Given information:
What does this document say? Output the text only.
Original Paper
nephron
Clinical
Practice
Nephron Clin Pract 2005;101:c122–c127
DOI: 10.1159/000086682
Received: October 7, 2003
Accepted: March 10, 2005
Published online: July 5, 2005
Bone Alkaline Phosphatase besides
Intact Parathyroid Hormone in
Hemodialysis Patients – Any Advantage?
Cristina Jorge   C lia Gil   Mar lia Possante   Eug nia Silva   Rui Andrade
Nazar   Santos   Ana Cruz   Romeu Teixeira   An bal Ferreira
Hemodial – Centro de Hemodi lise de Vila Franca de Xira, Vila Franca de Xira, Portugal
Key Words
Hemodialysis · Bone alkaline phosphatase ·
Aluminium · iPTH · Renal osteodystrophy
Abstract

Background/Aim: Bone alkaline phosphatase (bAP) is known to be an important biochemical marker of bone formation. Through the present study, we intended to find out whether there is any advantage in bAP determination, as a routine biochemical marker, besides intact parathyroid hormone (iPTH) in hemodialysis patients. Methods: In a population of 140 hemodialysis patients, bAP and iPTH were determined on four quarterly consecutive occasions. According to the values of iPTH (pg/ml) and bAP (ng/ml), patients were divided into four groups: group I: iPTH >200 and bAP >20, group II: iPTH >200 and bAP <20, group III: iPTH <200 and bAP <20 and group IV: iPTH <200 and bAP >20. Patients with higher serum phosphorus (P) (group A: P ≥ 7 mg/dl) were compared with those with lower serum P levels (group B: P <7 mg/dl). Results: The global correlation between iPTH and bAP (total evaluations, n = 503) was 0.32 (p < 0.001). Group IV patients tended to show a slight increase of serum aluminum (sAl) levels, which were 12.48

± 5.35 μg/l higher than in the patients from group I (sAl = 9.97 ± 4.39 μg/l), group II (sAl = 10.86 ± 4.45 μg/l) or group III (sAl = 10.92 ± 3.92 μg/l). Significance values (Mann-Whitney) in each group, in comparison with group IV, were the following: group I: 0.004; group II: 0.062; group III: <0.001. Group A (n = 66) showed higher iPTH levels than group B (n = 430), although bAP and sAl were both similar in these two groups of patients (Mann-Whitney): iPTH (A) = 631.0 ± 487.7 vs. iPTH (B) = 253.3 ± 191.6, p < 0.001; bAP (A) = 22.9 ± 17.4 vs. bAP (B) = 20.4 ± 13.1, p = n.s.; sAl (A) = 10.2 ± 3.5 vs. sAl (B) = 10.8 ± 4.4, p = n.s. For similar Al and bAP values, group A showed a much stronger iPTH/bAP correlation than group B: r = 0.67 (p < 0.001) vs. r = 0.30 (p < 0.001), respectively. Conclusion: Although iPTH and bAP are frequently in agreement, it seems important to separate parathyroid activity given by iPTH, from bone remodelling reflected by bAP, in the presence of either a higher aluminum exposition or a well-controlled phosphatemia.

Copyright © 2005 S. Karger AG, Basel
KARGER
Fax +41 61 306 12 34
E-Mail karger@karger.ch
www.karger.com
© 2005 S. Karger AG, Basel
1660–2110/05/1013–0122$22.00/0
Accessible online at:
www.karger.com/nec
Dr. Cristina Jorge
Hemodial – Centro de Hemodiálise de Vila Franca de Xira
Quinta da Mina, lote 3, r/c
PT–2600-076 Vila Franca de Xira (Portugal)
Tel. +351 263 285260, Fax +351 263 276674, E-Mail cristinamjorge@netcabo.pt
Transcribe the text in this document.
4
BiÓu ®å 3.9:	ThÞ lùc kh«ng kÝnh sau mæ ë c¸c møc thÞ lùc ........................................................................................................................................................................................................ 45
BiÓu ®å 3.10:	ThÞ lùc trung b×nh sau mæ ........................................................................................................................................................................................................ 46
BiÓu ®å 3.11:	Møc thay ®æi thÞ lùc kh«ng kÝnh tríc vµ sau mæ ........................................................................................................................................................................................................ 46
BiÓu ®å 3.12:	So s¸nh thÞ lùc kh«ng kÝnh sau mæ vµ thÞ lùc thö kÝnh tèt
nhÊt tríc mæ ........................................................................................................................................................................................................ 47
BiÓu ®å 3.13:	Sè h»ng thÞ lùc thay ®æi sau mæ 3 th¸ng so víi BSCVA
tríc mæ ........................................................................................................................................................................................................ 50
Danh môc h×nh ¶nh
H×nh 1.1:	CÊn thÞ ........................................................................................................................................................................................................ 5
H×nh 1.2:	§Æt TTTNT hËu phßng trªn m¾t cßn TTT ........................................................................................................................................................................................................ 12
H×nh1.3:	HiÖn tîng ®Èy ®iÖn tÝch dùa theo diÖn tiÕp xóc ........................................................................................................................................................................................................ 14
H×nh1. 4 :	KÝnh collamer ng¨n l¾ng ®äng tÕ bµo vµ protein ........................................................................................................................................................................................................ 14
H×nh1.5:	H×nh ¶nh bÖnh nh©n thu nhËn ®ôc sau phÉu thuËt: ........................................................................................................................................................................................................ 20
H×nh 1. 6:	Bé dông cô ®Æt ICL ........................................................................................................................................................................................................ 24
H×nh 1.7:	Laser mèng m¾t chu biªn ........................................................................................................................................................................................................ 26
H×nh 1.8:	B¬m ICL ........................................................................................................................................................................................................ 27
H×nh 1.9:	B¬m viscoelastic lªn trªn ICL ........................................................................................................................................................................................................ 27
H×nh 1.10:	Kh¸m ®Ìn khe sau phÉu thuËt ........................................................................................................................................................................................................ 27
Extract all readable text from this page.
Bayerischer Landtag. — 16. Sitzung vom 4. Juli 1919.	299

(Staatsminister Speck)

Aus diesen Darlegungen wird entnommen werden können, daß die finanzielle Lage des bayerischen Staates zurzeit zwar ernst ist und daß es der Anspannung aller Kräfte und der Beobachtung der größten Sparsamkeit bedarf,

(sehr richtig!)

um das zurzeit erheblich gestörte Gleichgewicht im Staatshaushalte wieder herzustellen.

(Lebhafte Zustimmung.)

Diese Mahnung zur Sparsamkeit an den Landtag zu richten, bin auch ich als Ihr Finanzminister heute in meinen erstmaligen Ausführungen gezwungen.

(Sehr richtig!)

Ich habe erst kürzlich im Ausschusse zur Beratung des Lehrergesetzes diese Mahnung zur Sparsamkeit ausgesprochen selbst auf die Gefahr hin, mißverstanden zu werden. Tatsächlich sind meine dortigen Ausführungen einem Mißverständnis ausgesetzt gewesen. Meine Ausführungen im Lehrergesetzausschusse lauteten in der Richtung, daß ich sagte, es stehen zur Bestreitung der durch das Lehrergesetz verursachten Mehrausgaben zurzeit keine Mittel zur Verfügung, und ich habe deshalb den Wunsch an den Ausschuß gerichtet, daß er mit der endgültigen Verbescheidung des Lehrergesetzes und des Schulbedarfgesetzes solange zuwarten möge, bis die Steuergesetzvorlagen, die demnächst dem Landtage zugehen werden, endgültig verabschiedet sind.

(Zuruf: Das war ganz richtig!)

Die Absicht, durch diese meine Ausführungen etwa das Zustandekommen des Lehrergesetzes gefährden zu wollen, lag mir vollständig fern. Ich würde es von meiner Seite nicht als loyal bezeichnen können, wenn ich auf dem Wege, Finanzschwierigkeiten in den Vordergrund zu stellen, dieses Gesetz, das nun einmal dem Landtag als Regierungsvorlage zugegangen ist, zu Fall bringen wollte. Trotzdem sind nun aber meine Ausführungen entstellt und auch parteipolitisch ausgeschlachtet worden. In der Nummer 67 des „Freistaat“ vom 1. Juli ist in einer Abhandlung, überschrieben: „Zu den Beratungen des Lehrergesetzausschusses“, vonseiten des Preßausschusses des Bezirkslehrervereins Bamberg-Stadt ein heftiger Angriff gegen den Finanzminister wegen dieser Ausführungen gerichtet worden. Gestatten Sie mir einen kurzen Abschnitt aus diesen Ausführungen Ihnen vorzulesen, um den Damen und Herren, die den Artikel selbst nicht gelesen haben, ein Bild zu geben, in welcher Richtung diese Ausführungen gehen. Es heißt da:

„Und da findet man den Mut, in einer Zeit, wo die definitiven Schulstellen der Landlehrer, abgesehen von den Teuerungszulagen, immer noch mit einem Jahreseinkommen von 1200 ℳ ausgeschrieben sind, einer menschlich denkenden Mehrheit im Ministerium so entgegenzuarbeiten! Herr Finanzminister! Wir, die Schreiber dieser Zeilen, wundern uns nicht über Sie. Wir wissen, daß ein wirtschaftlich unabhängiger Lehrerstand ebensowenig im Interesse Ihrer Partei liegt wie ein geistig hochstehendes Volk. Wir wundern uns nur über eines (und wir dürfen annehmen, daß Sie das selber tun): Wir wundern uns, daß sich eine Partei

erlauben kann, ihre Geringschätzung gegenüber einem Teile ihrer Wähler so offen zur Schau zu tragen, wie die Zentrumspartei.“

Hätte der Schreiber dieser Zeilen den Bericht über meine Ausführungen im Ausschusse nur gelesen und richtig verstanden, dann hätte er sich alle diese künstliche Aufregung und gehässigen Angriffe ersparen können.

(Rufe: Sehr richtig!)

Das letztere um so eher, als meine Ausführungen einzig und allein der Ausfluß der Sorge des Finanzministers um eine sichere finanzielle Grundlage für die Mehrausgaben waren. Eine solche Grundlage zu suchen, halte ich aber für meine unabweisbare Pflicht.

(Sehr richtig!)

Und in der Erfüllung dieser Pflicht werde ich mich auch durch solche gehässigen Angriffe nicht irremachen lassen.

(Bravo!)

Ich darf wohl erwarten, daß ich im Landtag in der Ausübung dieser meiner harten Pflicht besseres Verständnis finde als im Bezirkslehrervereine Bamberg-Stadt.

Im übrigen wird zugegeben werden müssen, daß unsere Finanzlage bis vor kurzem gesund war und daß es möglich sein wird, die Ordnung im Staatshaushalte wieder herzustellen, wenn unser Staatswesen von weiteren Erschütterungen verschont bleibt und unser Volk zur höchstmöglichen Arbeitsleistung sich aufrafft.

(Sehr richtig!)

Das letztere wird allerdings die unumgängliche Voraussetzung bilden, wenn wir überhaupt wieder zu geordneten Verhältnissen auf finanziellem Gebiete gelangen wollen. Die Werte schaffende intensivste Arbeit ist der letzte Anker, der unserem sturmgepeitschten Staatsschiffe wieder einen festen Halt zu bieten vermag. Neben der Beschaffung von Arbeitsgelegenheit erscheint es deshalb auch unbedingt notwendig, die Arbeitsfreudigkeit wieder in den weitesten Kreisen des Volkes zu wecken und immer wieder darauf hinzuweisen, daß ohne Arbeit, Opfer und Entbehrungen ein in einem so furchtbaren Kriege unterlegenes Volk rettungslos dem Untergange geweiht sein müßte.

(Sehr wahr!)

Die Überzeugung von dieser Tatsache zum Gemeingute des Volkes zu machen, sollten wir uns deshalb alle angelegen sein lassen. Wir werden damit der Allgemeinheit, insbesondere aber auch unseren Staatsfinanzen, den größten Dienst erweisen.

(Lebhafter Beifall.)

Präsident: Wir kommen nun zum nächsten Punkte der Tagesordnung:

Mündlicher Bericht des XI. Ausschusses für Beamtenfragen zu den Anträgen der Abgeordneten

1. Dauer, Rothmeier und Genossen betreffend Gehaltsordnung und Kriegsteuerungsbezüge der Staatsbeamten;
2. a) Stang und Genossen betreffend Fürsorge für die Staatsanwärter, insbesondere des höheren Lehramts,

Work to complete:
Find every line above where the word "text" occurs, and copy that line.

Answer to this exercise:
What does this document say? Output the text only.
Transcribe the text in this document.
Extract all readable text from this page.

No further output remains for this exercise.